Task to carry out =
Copy all the data exactly, except the pictures.

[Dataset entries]

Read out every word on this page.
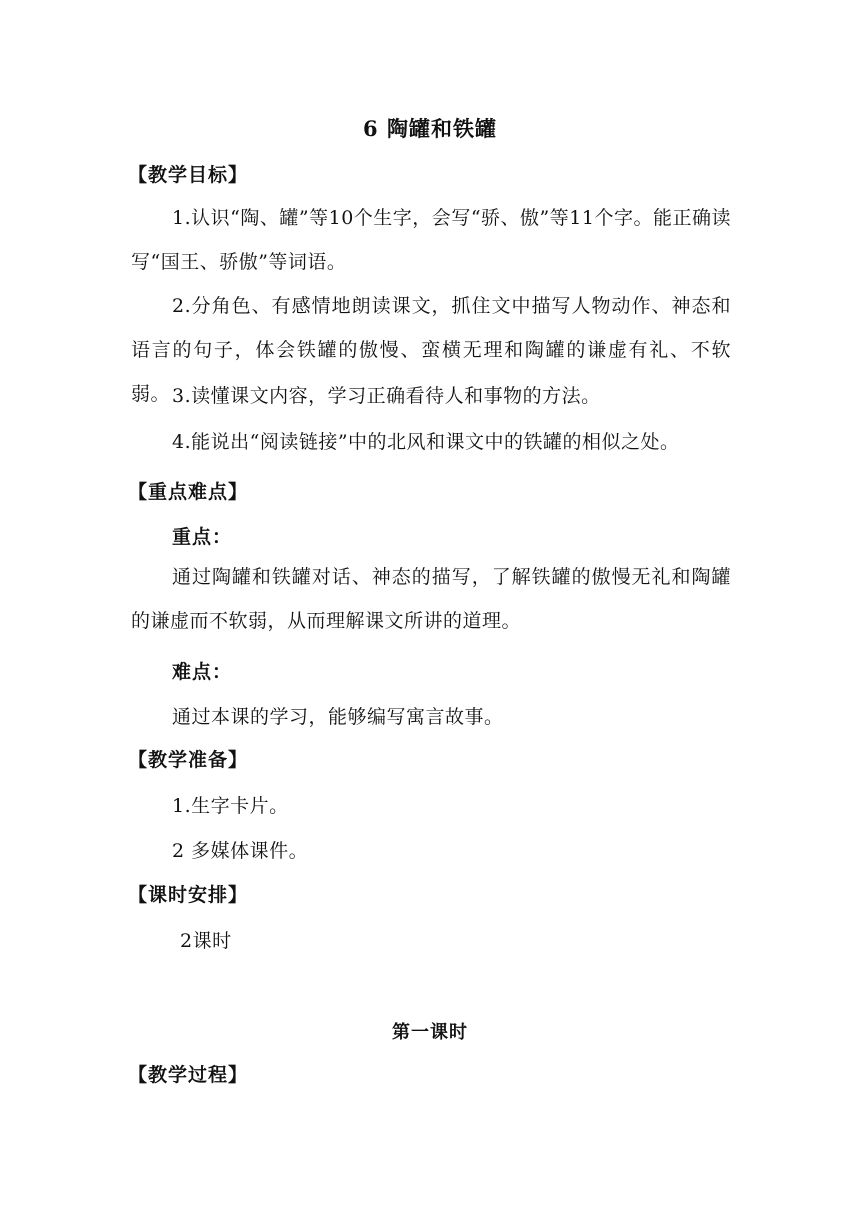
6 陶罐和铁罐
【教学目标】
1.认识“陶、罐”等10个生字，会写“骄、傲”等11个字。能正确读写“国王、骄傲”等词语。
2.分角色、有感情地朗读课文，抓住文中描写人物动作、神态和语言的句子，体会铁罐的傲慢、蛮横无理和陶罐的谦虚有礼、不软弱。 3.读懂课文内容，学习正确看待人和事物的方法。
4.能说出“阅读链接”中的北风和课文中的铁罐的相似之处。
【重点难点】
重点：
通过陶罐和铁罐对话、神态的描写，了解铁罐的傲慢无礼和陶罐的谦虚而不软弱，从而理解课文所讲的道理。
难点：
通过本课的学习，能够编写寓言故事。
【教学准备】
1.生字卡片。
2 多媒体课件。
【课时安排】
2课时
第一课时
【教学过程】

Correct answer =
Read out every word on this page.
6 陶罐和铁罐
【教学目标】
1.认识“陶、罐”等10个生字，会写“骄、傲”等11个字。能正确读写“国王、骄傲”等词语。
2.分角色、有感情地朗读课文，抓住文中描写人物动作、神态和语言的句子，体会铁罐的傲慢、蛮横无理和陶罐的谦虚有礼、不软弱。 3.读懂课文内容，学习正确看待人和事物的方法。
4.能说出“阅读链接”中的北风和课文中的铁罐的相似之处。
【重点难点】
重点：
通过陶罐和铁罐对话、神态的描写，了解铁罐的傲慢无礼和陶罐的谦虚而不软弱，从而理解课文所讲的道理。
难点：
通过本课的学习，能够编写寓言故事。
【教学准备】
1.生字卡片。
2 多媒体课件。
【课时安排】
2课时
第一课时
【教学过程】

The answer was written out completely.